▶ **Available records**:
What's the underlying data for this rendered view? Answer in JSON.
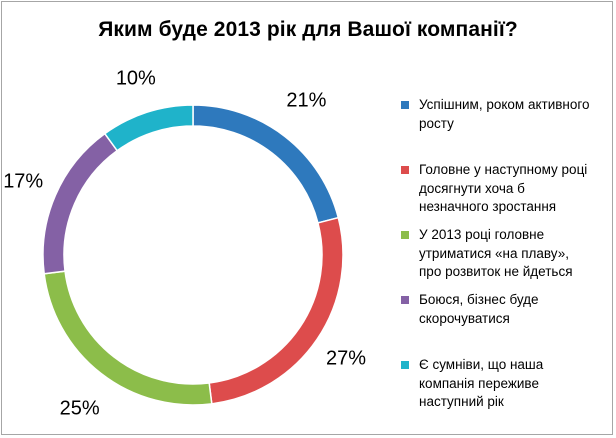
{
  "chart_data": {
    "type": "pie",
    "style": "donut",
    "title": "Яким буде 2013 рік для Вашої компанії?",
    "slices": [
      {
        "label": "Успішним, роком активного росту",
        "value": 21,
        "value_label": "21%",
        "color": "#2e79bd"
      },
      {
        "label": "Головне у наступному році досягнути хоча б незначного зростання",
        "value": 27,
        "value_label": "27%",
        "color": "#dd4c4c"
      },
      {
        "label": "У 2013 році головне утриматися «на плаву», про розвиток не йдеться",
        "value": 25,
        "value_label": "25%",
        "color": "#8cbd4a"
      },
      {
        "label": "Боюся, бізнес буде скорочуватися",
        "value": 17,
        "value_label": "17%",
        "color": "#8461a5"
      },
      {
        "label": "Є сумніви, що наша компанія переживе наступний рік",
        "value": 10,
        "value_label": "10%",
        "color": "#1fb3ca"
      }
    ],
    "legend_position": "right"
  },
  "legend_lines": [
    [
      "Успішним, роком активного",
      "росту"
    ],
    [
      "Головне у наступному році",
      "досягнути хоча б",
      "незначного зростання"
    ],
    [
      "У 2013 році головне",
      "утриматися «на плаву»,",
      "про розвиток не йдеться"
    ],
    [
      "Боюся, бізнес буде",
      "скорочуватися"
    ],
    [
      "Є сумніви, що наша",
      "компанія переживе",
      "наступний рік"
    ]
  ]
}
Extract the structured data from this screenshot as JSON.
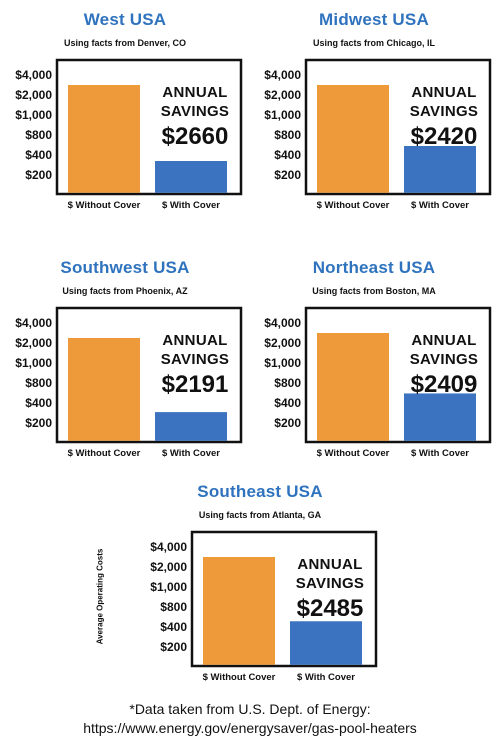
{
  "y_axis_label": "Average Operating Costs",
  "footnote": {
    "line1": "*Data taken from U.S. Dept. of Energy:",
    "line2": "https://www.energy.gov/energysaver/gas-pool-heaters"
  },
  "chart_data": [
    {
      "type": "bar",
      "title": "West USA",
      "subtitle": "Using facts from Denver, CO",
      "annual_label": "ANNUAL",
      "savings_label": "SAVINGS",
      "savings": "$2660",
      "categories": [
        "$ Without Cover",
        "$ With Cover"
      ],
      "values": [
        3000,
        340
      ],
      "colors": [
        "#ee9a3a",
        "#3b73c1"
      ],
      "y_tick_labels": [
        "$4,000",
        "$2,000",
        "$1,000",
        "$800",
        "$400",
        "$200"
      ]
    },
    {
      "type": "bar",
      "title": "Midwest USA",
      "subtitle": "Using facts from Chicago, IL",
      "annual_label": "ANNUAL",
      "savings_label": "SAVINGS",
      "savings": "$2420",
      "categories": [
        "$ Without Cover",
        "$ With Cover"
      ],
      "values": [
        3000,
        580
      ],
      "colors": [
        "#ee9a3a",
        "#3b73c1"
      ],
      "y_tick_labels": [
        "$4,000",
        "$2,000",
        "$1,000",
        "$800",
        "$400",
        "$200"
      ]
    },
    {
      "type": "bar",
      "title": "Southwest USA",
      "subtitle": "Using facts from Phoenix, AZ",
      "annual_label": "ANNUAL",
      "savings_label": "SAVINGS",
      "savings": "$2191",
      "categories": [
        "$ Without Cover",
        "$ With Cover"
      ],
      "values": [
        2500,
        309
      ],
      "colors": [
        "#ee9a3a",
        "#3b73c1"
      ],
      "y_tick_labels": [
        "$4,000",
        "$2,000",
        "$1,000",
        "$800",
        "$400",
        "$200"
      ]
    },
    {
      "type": "bar",
      "title": "Northeast USA",
      "subtitle": "Using facts from Boston, MA",
      "annual_label": "ANNUAL",
      "savings_label": "SAVINGS",
      "savings": "$2409",
      "categories": [
        "$ Without Cover",
        "$ With Cover"
      ],
      "values": [
        3000,
        591
      ],
      "colors": [
        "#ee9a3a",
        "#3b73c1"
      ],
      "y_tick_labels": [
        "$4,000",
        "$2,000",
        "$1,000",
        "$800",
        "$400",
        "$200"
      ]
    },
    {
      "type": "bar",
      "title": "Southeast USA",
      "subtitle": "Using facts from Atlanta, GA",
      "annual_label": "ANNUAL",
      "savings_label": "SAVINGS",
      "savings": "$2485",
      "categories": [
        "$ Without Cover",
        "$ With Cover"
      ],
      "values": [
        3000,
        515
      ],
      "colors": [
        "#ee9a3a",
        "#3b73c1"
      ],
      "y_tick_labels": [
        "$4,000",
        "$2,000",
        "$1,000",
        "$800",
        "$400",
        "$200"
      ]
    }
  ]
}
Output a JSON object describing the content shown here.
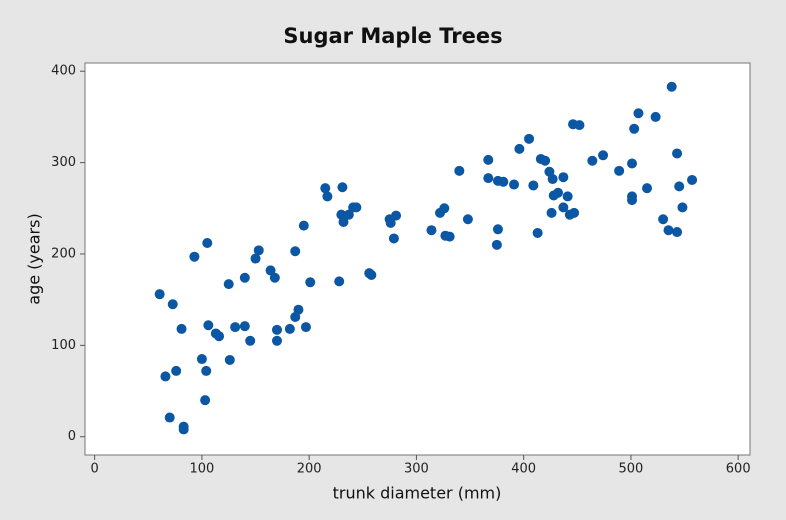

▶ **Task directions**:
Find how many lines hold the string "from", and state that number alone.

▶ **Exercise answer**:
7